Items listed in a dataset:
┌────────

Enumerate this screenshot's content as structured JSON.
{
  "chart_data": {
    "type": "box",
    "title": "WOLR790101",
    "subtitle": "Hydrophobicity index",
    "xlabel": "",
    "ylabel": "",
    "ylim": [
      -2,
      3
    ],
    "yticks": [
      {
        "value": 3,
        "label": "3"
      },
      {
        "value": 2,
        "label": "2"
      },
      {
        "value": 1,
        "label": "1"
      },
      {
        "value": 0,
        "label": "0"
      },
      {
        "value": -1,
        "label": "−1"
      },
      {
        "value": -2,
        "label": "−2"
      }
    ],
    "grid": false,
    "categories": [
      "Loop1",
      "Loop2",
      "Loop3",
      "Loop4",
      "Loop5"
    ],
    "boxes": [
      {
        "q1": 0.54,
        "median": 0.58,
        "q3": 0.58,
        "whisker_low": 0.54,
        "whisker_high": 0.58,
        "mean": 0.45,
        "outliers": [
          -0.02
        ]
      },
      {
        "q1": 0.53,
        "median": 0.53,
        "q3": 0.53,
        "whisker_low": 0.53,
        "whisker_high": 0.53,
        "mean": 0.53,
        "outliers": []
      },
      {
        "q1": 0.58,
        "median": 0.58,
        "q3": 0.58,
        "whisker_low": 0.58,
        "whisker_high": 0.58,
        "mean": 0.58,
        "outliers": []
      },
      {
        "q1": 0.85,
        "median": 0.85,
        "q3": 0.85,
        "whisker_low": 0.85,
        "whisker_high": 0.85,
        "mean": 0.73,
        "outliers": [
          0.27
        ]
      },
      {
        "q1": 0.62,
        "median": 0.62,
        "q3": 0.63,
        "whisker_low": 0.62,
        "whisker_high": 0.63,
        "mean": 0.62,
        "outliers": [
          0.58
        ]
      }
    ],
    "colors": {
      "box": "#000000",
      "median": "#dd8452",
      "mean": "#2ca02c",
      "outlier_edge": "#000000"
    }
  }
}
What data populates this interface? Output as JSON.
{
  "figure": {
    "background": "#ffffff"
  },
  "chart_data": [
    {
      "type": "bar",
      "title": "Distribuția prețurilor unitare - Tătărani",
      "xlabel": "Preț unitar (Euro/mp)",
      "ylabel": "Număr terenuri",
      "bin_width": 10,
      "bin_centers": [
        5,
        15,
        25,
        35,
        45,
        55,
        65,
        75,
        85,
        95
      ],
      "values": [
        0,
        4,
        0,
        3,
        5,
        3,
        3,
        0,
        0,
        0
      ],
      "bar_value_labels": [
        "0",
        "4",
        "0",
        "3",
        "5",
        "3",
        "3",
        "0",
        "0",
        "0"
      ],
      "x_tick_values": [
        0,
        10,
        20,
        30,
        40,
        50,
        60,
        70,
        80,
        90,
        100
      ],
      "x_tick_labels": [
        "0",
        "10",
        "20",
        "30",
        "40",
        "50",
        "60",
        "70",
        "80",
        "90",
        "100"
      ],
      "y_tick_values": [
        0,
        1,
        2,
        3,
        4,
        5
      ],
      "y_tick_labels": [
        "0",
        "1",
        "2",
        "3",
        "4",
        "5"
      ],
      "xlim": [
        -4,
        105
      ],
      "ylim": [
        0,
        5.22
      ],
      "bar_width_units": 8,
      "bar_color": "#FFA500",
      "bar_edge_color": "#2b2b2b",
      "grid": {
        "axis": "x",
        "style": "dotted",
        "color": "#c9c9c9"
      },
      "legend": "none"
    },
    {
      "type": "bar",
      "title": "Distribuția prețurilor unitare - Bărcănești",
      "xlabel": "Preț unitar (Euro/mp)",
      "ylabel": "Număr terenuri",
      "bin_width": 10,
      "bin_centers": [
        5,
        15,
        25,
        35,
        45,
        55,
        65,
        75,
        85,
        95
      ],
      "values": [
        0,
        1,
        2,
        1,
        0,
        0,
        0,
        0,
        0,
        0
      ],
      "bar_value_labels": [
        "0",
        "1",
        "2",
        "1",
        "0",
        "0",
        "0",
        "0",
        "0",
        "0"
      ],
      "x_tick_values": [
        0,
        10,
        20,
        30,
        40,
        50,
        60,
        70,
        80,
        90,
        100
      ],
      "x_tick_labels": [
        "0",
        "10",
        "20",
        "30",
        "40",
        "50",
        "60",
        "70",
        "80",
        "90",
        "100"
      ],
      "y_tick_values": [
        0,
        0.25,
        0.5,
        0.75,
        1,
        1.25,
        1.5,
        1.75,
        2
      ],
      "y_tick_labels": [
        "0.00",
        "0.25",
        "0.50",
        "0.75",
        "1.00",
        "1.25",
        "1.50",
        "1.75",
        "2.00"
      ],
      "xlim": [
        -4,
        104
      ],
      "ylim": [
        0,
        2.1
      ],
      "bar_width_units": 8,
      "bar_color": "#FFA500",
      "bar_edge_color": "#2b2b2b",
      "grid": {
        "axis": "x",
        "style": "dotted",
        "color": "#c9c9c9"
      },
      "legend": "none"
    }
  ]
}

└────────

◆ WHAT IS BEING ASKED
Copy out every line from the material above in which the word "this" appears.

◆ RESPONSE
Enumerate this screenshot's content as structured JSON.
What data populates this interface? Output as JSON.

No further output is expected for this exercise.